• [Record extracts]:
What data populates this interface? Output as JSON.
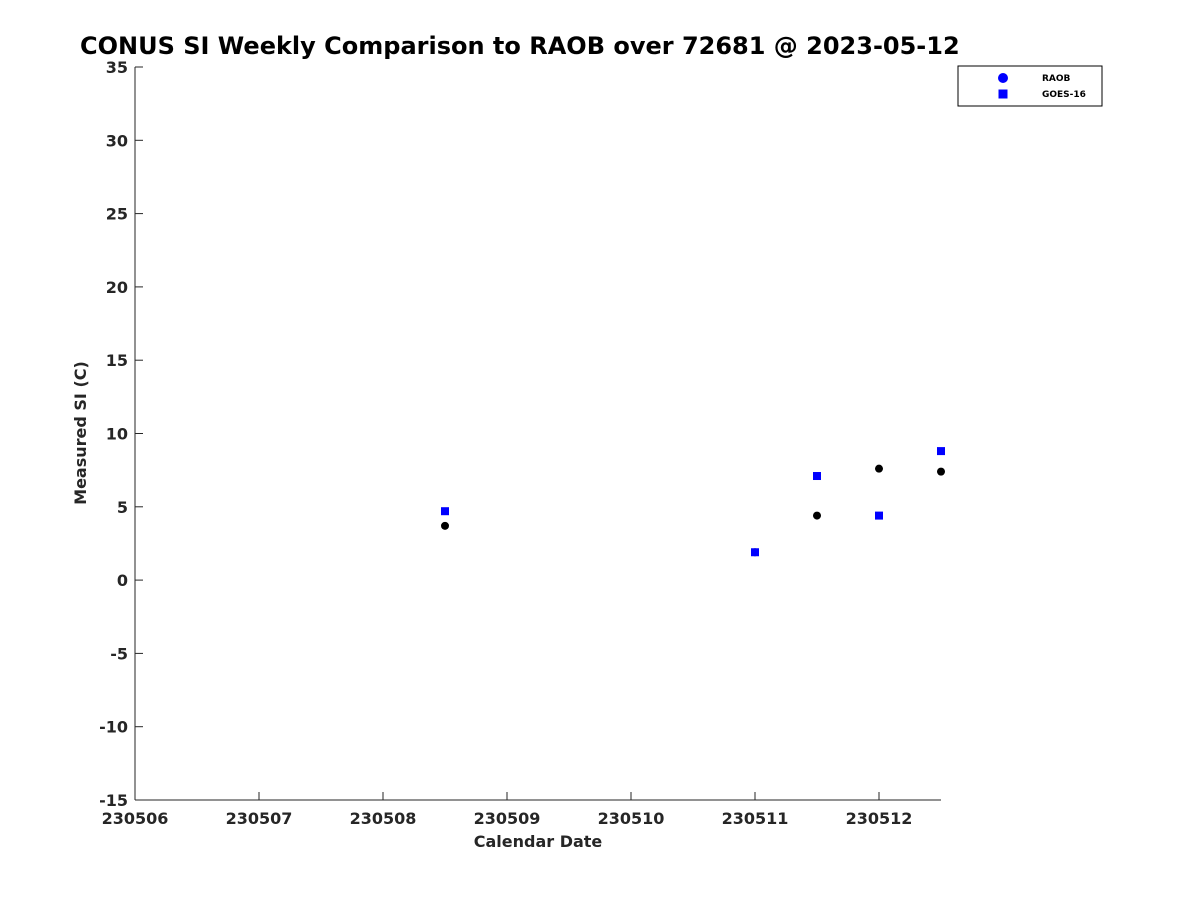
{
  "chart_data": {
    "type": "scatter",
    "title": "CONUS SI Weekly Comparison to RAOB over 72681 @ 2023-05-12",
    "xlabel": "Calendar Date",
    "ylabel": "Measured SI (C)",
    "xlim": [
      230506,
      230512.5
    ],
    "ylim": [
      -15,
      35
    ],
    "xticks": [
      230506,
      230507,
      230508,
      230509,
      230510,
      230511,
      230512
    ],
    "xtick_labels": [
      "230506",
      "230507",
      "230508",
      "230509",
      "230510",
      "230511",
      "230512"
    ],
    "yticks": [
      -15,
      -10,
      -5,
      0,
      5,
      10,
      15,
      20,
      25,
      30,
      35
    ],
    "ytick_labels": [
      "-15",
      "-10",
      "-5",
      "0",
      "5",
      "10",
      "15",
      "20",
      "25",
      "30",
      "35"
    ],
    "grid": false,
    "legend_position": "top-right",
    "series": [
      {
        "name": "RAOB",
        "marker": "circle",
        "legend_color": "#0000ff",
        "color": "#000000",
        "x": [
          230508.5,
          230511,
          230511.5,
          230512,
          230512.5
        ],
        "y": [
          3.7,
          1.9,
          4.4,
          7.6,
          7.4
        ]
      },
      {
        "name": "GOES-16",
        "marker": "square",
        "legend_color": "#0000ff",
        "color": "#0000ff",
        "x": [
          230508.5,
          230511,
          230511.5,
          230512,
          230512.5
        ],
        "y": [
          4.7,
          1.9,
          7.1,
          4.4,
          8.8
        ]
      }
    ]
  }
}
==
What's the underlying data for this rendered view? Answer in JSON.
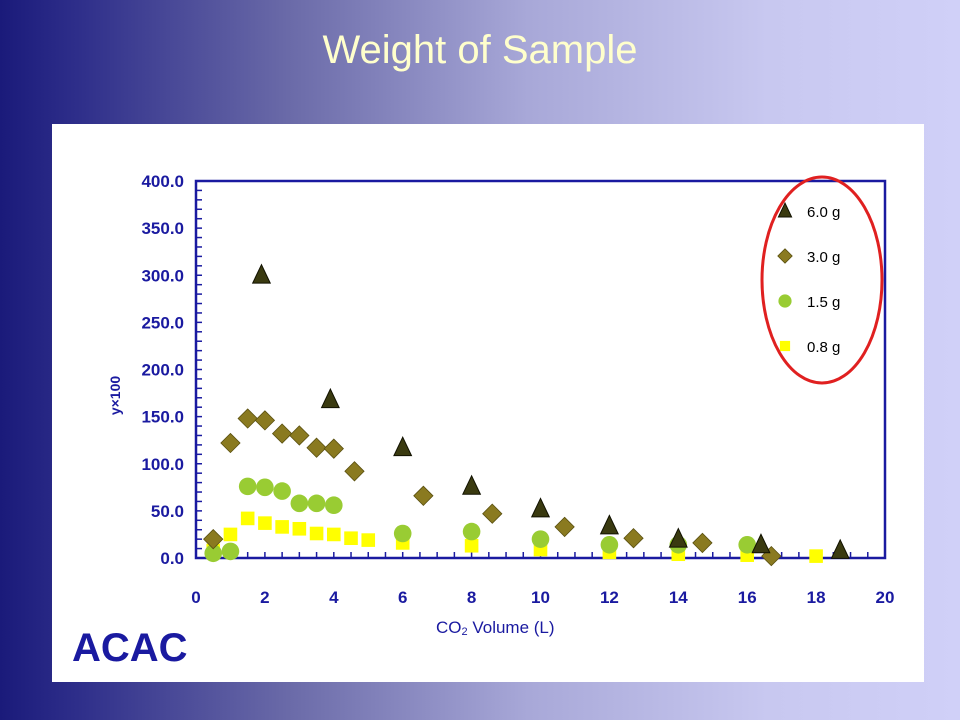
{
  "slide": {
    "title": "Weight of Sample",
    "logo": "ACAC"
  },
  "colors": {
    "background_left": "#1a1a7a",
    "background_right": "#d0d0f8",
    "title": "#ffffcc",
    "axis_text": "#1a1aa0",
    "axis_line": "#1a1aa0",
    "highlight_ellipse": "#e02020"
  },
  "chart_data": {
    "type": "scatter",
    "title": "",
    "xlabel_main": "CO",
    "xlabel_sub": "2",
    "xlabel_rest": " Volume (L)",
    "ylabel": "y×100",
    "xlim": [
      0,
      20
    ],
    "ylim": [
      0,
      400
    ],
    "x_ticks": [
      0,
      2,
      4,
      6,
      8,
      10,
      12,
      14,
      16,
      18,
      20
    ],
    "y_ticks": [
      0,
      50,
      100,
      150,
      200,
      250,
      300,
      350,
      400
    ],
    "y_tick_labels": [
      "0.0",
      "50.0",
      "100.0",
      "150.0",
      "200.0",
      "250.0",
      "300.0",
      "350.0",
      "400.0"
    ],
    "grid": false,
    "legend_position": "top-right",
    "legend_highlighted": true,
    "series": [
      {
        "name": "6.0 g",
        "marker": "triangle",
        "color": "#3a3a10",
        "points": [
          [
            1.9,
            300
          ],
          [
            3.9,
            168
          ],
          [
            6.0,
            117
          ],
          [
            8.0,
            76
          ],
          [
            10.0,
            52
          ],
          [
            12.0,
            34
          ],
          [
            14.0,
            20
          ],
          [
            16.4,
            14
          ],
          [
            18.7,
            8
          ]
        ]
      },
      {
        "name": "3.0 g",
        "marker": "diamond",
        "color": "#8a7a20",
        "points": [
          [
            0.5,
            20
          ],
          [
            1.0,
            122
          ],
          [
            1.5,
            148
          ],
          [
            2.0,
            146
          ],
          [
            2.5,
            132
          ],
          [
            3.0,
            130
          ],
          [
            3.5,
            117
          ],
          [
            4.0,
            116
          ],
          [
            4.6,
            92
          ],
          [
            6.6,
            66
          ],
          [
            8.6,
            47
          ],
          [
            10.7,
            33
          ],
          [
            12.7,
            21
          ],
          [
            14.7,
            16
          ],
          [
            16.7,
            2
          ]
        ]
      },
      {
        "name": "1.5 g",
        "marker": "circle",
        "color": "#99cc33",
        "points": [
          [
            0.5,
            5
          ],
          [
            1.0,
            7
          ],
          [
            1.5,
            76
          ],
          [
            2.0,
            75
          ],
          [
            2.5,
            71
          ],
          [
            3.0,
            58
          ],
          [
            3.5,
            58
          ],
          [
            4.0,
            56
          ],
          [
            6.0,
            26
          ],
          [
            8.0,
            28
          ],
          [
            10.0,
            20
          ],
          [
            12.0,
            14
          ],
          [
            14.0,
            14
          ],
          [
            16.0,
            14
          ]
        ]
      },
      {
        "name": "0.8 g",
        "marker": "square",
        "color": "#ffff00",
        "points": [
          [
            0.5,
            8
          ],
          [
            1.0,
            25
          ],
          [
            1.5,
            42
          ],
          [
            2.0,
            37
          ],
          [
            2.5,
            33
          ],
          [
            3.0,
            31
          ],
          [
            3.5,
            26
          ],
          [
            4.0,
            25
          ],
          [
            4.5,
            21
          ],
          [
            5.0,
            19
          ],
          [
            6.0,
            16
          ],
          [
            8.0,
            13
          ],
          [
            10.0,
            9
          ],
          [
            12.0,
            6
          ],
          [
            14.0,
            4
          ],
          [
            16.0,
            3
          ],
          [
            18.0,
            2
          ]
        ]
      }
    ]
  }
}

• [What is asked]:
Search the data above for lines holding "title" and copy each of them.

• [Response to the exercise]:
    "title": "CONUS SI Weekly Comparison to RAOB over 72681 @ 2023-05-12",
    "title": "Weight of Sample",
    "title": "#ffffcc",
    "title": "",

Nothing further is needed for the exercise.